WHAT YOU SHOULD DO: Give the number of lines in the entries that contain "堀江由衣". State only the count.

Excerpt from a dataset

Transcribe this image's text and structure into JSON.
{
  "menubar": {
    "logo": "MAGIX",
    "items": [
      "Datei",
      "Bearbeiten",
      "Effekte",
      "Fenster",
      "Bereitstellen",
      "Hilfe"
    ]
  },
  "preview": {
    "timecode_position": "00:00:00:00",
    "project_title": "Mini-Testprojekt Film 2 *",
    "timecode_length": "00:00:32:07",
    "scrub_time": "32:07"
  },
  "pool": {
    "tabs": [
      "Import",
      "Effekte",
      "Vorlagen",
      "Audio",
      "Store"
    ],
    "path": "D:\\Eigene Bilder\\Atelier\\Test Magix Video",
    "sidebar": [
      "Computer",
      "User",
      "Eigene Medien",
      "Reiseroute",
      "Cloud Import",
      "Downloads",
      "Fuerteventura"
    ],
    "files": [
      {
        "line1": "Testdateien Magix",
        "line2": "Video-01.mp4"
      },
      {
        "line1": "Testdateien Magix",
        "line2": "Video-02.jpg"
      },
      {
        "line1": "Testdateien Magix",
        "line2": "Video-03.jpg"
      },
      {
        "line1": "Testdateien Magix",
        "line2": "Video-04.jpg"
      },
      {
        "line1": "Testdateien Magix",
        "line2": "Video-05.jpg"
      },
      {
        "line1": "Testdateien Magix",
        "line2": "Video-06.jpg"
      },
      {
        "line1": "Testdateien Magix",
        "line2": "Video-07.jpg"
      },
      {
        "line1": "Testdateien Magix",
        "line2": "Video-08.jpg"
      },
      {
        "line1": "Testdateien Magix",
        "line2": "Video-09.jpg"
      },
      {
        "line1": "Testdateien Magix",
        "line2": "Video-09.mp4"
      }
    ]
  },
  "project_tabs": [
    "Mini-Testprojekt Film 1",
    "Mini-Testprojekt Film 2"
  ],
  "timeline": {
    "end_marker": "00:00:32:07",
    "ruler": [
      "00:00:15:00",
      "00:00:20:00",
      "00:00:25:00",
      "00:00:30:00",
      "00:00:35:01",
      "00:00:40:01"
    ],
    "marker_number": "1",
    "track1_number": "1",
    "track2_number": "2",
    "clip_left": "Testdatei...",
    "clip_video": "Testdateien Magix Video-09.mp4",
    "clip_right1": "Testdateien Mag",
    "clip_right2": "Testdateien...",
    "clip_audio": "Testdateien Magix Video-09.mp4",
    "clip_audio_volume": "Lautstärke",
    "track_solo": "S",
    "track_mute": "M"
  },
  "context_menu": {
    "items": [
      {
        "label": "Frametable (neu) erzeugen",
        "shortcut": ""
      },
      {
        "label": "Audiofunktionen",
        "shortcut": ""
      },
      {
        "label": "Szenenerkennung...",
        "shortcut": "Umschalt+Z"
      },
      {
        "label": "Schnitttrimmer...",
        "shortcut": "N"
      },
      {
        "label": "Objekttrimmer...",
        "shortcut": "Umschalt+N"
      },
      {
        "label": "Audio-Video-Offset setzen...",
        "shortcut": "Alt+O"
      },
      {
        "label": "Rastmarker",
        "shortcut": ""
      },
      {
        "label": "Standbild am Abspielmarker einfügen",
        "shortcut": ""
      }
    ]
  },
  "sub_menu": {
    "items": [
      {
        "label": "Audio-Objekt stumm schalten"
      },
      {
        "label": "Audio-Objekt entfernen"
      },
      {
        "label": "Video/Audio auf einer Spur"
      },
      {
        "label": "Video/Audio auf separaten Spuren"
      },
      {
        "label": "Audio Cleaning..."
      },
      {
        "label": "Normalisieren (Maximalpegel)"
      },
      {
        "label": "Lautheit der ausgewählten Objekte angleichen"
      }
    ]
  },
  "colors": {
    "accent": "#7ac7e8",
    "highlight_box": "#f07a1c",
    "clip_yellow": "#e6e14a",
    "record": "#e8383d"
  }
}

==

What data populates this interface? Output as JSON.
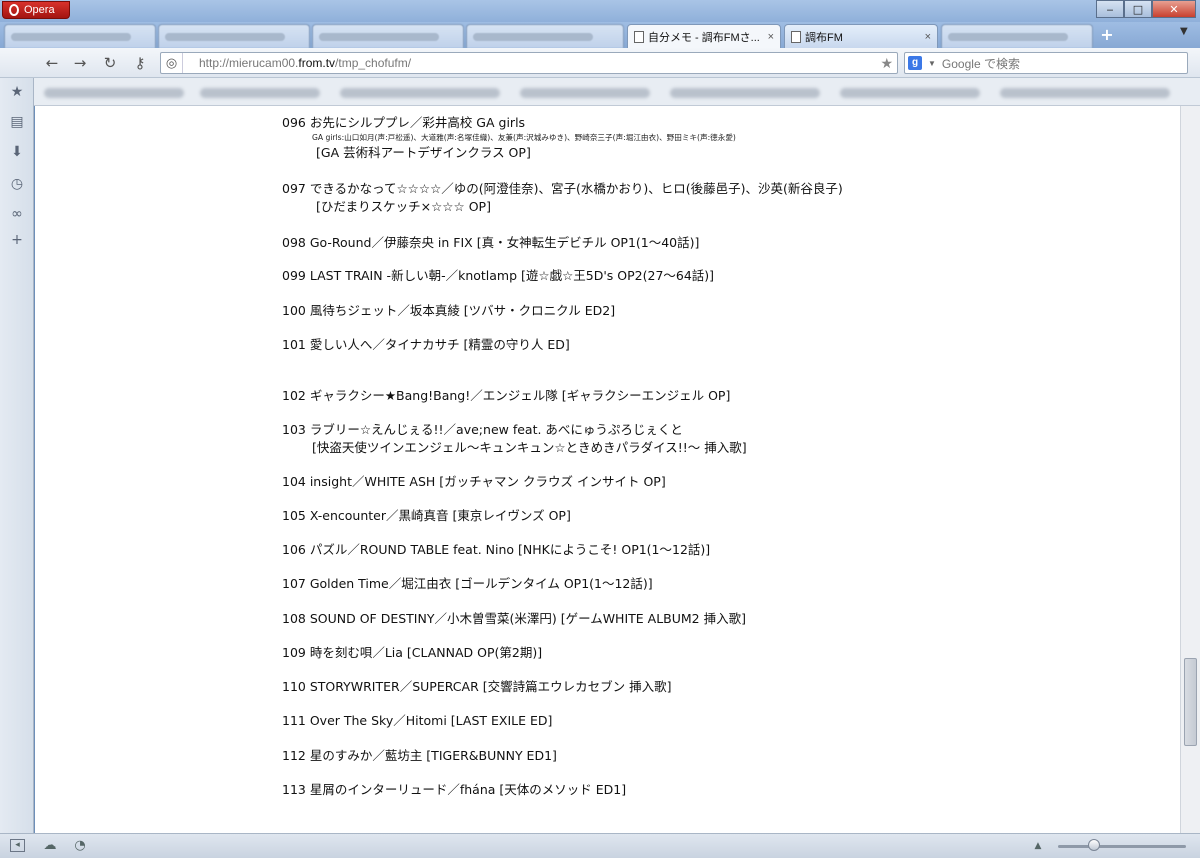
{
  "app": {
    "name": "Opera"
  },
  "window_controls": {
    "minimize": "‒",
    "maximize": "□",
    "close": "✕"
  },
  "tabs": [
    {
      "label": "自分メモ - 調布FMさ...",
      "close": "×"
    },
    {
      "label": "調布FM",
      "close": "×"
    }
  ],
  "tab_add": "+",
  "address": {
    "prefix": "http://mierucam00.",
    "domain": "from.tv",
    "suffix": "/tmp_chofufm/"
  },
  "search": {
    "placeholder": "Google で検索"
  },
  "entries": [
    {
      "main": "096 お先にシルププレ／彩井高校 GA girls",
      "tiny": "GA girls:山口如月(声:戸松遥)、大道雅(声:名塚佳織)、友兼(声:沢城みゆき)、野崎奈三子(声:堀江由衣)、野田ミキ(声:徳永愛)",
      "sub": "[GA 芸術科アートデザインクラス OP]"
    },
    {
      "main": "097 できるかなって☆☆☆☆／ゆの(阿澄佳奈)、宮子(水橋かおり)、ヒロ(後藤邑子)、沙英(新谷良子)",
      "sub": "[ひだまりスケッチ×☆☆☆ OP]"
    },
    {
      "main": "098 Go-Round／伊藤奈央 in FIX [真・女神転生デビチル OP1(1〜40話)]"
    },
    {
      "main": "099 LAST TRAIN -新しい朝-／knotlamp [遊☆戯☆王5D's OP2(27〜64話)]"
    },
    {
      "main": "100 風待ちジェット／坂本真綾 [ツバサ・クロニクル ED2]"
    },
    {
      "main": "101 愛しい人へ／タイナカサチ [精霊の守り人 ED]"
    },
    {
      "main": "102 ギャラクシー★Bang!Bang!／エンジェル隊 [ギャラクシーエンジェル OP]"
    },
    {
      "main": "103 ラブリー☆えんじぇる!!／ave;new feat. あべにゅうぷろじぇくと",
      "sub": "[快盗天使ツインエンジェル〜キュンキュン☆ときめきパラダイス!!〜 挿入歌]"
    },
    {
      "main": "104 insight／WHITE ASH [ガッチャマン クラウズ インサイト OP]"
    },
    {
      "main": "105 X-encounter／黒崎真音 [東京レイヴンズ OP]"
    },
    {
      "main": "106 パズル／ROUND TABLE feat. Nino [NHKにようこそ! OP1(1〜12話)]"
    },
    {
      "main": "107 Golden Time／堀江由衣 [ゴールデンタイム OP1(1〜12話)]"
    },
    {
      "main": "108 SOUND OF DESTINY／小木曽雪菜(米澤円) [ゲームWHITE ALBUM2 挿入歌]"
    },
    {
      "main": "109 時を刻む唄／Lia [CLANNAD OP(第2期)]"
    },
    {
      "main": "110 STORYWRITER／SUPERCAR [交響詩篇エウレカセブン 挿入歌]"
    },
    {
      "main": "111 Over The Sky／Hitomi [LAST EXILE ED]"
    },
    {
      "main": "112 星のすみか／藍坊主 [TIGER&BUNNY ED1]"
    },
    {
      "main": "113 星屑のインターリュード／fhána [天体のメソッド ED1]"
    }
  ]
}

==

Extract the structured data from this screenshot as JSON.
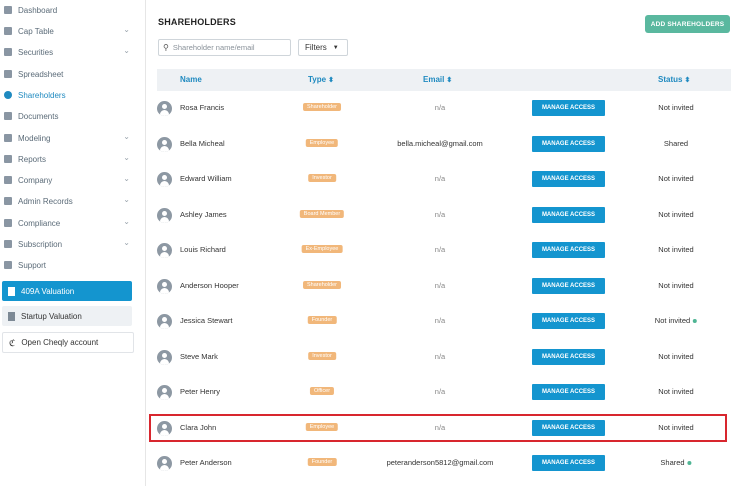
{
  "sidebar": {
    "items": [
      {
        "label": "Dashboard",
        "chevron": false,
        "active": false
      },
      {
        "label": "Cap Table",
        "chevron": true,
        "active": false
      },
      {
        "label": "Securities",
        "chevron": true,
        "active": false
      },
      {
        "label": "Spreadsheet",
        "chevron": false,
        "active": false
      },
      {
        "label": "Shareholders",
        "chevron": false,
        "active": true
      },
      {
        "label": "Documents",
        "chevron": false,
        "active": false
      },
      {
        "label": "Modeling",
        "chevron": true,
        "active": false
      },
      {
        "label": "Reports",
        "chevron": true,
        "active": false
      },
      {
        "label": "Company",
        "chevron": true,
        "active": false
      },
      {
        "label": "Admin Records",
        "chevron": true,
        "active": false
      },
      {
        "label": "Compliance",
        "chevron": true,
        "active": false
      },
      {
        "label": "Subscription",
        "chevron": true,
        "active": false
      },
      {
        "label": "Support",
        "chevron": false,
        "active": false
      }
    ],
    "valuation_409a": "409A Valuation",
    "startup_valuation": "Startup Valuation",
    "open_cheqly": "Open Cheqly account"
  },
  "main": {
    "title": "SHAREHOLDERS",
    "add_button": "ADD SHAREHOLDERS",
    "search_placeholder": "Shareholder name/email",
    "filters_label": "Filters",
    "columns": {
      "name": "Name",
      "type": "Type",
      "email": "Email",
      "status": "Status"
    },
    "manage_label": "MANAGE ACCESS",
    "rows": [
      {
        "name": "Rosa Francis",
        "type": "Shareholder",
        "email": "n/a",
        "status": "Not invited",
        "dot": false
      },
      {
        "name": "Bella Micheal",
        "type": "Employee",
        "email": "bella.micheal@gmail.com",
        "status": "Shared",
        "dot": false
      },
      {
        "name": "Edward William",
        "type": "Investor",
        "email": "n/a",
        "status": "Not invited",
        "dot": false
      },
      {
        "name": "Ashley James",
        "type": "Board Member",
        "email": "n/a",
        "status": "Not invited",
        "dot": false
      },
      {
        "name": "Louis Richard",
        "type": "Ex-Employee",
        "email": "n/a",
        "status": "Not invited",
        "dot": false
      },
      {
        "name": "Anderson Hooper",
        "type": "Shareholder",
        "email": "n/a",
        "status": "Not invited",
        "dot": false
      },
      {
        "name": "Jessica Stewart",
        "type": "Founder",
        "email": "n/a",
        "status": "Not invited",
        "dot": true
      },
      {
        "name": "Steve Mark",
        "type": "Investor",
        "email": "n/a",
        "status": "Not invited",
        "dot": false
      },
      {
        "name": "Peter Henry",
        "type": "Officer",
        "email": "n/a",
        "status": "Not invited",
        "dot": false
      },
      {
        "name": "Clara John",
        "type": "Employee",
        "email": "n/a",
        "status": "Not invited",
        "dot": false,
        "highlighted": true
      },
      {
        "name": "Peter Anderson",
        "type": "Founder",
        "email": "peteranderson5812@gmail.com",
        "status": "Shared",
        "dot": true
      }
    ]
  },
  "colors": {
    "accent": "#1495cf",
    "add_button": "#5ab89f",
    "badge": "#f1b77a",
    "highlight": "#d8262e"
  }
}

SOLUTION TO THIS PROBLEM: 2